Collected data
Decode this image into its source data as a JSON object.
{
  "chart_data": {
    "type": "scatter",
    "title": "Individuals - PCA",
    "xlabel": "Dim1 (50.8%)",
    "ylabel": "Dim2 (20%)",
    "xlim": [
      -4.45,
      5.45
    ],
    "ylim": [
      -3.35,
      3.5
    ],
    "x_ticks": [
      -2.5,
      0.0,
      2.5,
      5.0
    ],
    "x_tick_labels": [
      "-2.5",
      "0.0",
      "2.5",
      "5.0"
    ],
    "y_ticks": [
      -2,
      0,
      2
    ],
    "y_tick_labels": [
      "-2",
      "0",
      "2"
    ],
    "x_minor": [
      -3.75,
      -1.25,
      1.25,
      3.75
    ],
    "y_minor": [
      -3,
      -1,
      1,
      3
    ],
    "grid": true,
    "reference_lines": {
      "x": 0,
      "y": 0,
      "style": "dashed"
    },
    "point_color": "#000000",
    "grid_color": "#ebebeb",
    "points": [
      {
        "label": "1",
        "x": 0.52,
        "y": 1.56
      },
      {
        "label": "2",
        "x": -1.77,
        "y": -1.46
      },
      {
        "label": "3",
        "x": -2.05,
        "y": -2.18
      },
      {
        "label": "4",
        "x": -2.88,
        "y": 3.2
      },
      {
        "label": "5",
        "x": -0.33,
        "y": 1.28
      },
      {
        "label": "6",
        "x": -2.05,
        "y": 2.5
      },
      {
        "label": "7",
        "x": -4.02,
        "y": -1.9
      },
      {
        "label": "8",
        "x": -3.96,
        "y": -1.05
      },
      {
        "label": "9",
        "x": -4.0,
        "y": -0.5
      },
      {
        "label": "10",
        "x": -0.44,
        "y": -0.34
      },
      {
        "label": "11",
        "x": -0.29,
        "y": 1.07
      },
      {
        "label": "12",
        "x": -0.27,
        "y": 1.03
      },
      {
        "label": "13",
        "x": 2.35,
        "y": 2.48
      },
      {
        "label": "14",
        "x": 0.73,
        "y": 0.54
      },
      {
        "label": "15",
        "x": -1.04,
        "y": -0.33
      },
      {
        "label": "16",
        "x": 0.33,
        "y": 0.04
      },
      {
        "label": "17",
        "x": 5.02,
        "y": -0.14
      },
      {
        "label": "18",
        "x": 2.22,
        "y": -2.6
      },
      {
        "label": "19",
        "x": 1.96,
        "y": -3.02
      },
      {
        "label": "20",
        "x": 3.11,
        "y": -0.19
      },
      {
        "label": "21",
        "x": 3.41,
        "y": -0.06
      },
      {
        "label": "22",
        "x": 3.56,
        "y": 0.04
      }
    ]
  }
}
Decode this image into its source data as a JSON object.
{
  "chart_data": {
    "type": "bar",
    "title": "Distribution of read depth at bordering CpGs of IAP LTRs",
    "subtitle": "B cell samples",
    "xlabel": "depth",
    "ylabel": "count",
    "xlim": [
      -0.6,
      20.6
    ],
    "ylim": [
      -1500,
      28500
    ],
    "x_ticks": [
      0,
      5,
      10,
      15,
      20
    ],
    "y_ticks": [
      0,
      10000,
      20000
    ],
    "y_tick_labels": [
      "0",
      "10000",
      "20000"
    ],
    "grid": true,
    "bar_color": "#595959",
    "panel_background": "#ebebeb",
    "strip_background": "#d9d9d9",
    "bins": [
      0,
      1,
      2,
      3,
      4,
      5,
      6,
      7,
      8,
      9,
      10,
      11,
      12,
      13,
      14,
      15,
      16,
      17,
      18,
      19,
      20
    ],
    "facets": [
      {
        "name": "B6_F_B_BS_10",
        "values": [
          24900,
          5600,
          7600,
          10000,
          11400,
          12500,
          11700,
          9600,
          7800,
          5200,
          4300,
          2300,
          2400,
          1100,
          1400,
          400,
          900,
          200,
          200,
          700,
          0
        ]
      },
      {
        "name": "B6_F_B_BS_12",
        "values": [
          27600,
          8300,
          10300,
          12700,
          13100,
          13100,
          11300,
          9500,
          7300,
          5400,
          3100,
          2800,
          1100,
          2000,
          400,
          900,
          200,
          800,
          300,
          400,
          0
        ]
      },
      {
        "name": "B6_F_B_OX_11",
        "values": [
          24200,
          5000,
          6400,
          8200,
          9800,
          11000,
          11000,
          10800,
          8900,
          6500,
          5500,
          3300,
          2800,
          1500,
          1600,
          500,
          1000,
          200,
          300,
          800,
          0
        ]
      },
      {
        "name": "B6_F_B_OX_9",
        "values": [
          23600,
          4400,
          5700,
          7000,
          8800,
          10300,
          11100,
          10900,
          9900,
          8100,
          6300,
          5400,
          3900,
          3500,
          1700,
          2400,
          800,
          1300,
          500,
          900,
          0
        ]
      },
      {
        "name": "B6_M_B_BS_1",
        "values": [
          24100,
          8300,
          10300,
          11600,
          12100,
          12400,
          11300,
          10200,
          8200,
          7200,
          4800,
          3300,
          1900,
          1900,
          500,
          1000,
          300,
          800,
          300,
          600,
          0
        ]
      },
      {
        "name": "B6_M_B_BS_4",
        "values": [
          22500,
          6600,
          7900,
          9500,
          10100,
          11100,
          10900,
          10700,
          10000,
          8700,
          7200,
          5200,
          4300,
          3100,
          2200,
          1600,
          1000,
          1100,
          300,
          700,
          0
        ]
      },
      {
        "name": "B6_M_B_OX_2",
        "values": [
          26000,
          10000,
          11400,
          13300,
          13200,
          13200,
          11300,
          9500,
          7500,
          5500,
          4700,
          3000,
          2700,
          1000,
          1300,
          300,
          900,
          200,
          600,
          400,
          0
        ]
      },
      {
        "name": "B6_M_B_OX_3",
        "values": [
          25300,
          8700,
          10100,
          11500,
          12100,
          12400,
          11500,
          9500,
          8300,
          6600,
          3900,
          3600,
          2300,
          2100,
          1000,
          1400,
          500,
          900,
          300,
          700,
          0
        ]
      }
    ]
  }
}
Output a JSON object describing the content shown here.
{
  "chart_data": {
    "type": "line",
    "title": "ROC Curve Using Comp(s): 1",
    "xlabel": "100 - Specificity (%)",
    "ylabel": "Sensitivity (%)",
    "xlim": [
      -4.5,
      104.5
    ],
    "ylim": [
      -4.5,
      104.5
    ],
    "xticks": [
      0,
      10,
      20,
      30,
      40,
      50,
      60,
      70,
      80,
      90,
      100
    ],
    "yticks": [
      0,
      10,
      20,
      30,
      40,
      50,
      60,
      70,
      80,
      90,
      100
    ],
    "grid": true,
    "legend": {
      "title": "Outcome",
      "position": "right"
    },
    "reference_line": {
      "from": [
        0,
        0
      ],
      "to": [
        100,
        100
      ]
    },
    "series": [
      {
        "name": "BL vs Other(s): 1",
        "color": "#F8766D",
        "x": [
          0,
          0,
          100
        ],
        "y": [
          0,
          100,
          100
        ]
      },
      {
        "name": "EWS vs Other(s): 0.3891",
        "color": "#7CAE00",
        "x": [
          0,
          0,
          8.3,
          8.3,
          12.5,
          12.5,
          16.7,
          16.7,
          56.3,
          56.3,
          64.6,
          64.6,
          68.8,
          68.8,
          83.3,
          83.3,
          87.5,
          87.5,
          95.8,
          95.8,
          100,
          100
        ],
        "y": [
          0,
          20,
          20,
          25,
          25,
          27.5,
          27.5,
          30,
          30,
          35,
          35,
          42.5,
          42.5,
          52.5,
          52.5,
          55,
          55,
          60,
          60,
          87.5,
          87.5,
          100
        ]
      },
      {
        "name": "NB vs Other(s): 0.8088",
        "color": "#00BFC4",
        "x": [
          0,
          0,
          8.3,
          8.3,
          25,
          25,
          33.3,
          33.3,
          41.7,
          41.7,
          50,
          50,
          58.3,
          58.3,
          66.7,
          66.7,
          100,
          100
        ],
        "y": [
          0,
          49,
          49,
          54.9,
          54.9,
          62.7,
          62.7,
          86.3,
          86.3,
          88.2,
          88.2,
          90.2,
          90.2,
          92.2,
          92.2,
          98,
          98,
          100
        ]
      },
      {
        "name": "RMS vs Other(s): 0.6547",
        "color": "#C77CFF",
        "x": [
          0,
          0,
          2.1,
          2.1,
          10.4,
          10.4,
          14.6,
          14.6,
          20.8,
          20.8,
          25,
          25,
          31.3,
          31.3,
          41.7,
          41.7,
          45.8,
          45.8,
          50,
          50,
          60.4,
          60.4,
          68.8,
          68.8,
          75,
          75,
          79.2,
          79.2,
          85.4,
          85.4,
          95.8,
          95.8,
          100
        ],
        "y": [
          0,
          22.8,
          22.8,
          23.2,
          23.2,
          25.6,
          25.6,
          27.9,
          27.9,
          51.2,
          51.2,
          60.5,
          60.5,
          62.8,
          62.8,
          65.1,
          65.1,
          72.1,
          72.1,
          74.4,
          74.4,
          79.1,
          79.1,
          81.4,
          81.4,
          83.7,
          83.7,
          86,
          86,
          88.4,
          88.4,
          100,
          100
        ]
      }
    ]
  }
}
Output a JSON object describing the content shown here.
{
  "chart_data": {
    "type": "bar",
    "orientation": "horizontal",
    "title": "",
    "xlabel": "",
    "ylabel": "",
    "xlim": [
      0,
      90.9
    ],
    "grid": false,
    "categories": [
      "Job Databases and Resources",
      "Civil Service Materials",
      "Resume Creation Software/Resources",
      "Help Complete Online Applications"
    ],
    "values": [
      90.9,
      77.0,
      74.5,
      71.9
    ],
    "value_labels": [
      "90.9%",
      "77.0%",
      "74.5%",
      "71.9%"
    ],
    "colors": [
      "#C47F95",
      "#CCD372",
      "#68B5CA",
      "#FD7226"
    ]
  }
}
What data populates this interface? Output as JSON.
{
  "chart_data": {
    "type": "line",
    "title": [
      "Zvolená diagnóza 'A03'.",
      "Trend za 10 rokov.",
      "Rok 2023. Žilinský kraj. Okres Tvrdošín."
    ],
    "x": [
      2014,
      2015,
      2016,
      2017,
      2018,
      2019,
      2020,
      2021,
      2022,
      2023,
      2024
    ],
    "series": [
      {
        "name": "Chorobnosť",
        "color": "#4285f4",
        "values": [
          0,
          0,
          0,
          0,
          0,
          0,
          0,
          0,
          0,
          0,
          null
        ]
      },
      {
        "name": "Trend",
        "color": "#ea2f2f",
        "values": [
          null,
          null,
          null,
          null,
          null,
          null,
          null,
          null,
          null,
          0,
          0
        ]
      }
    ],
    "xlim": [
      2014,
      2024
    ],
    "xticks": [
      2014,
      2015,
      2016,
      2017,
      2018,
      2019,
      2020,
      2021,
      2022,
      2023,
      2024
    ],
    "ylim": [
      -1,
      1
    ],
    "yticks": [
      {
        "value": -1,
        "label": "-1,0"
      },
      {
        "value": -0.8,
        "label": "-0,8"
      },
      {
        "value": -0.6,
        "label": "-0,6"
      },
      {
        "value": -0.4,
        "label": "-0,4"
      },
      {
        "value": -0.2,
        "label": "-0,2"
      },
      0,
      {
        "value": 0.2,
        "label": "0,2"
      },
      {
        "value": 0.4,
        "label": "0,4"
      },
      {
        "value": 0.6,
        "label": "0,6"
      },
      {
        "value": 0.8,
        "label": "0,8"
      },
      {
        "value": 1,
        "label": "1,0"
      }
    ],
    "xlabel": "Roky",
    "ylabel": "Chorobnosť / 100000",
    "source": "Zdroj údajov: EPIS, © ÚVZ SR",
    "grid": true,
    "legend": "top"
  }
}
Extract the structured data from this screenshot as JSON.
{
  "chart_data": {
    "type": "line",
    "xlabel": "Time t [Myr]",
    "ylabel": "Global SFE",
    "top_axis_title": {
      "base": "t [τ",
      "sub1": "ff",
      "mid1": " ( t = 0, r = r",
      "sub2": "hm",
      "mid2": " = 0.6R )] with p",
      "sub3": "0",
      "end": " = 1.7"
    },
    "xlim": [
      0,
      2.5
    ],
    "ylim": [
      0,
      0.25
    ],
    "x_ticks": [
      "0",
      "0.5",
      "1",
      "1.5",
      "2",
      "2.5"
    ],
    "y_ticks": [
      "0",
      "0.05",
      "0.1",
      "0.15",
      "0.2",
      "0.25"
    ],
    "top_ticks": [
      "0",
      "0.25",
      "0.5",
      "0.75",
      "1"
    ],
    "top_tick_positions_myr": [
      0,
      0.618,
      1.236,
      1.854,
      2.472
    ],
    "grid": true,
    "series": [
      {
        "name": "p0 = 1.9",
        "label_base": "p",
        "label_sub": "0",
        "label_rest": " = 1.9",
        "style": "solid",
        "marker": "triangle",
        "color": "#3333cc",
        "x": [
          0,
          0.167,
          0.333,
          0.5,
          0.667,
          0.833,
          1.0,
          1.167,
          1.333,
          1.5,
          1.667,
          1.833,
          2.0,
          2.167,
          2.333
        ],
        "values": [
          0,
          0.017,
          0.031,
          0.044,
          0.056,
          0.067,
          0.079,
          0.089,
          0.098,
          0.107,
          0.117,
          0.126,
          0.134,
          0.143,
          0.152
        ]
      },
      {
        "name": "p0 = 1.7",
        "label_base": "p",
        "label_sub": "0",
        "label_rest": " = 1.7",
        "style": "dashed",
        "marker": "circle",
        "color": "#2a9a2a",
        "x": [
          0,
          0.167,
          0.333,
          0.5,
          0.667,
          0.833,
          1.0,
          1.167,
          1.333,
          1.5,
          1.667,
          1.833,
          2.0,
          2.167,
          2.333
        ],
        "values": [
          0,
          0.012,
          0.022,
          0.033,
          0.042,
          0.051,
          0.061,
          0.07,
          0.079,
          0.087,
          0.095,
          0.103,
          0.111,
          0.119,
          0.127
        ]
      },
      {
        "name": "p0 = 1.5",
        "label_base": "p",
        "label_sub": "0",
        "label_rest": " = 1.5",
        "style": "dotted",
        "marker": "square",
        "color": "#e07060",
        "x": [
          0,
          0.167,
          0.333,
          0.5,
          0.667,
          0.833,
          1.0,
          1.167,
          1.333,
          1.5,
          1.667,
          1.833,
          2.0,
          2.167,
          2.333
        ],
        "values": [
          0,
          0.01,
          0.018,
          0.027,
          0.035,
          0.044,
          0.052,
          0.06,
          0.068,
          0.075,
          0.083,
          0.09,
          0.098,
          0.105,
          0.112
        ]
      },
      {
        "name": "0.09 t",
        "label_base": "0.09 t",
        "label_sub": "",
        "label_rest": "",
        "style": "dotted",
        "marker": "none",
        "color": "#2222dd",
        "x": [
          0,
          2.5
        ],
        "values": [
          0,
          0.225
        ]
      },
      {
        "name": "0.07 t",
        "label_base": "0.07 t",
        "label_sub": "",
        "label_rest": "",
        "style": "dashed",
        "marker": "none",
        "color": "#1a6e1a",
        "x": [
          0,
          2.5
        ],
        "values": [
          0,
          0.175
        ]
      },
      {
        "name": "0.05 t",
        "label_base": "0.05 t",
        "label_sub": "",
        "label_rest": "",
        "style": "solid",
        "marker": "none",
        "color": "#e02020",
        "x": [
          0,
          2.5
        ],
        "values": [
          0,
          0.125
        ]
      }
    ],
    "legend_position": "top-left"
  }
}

- _Goal_
Find every line in the records above that holds the word "xlabel", and copy each one.

- _Written answer_
    "xlabel": "Dim1 (50.8%)",
    "xlabel": "depth",
    "xlabel": "100 - Specificity (%)",
    "xlabel": "",
    "xlabel": "Roky",
    "xlabel": "Time t [Myr]",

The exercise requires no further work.